++++ Data provided

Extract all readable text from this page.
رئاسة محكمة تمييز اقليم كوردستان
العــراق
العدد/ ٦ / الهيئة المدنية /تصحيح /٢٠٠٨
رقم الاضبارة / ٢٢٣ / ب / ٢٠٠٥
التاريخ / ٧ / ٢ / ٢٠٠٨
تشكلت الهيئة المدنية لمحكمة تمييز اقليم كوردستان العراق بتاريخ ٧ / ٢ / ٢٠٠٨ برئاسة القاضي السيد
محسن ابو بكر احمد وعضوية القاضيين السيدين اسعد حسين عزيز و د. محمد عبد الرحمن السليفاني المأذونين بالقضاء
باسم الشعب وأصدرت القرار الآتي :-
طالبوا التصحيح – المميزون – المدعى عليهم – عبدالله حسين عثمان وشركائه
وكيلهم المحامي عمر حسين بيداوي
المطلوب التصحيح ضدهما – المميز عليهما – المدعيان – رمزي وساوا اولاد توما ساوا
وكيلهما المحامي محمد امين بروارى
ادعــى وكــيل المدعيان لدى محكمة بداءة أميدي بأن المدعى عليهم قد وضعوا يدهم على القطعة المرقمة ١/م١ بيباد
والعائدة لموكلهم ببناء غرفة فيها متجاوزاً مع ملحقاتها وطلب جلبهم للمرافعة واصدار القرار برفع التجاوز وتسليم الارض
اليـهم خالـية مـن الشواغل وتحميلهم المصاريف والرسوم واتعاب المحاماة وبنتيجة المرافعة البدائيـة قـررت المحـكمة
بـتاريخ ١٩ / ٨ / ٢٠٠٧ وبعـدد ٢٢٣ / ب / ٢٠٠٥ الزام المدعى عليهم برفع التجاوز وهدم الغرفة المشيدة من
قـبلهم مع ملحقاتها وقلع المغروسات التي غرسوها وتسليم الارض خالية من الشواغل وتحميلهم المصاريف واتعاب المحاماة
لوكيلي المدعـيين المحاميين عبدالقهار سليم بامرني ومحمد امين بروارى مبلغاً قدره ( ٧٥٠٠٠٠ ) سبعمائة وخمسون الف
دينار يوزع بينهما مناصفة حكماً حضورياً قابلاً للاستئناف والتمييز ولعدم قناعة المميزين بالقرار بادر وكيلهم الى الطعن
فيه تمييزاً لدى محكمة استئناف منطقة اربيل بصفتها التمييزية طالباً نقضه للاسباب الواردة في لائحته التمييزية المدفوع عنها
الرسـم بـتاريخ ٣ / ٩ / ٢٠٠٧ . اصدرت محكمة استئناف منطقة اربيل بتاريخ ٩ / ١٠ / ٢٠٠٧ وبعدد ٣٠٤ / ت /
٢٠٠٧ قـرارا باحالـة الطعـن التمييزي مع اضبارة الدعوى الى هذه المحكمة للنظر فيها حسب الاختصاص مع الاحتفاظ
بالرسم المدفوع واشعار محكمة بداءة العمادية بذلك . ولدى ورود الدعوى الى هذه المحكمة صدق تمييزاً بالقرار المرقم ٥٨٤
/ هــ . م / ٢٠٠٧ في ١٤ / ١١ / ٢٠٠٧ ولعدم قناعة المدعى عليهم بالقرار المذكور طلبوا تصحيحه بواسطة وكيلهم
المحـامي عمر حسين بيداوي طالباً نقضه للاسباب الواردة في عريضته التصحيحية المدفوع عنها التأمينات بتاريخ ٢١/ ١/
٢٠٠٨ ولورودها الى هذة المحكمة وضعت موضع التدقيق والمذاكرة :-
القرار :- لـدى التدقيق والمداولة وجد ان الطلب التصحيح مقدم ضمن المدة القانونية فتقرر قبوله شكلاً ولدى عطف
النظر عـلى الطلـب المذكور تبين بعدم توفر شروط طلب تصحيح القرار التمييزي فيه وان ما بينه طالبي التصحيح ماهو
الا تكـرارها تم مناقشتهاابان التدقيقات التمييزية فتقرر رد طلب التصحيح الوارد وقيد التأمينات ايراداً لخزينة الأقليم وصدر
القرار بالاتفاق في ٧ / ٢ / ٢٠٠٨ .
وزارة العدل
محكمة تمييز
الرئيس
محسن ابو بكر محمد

++++++++

▸ **What you have to do**:
Pull out each line holding the string "للاسباب".

▸ **Reply**:
فيه تمييزاً لدى محكمة استئناف منطقة اربيل بصفتها التمييزية طالباً نقضه للاسباب الواردة في لائحته التمييزية المدفوع عنها
المحـامي عمر حسين بيداوي طالباً نقضه للاسباب الواردة في عريضته التصحيحية المدفوع عنها التأمينات بتاريخ ٢١/ ١/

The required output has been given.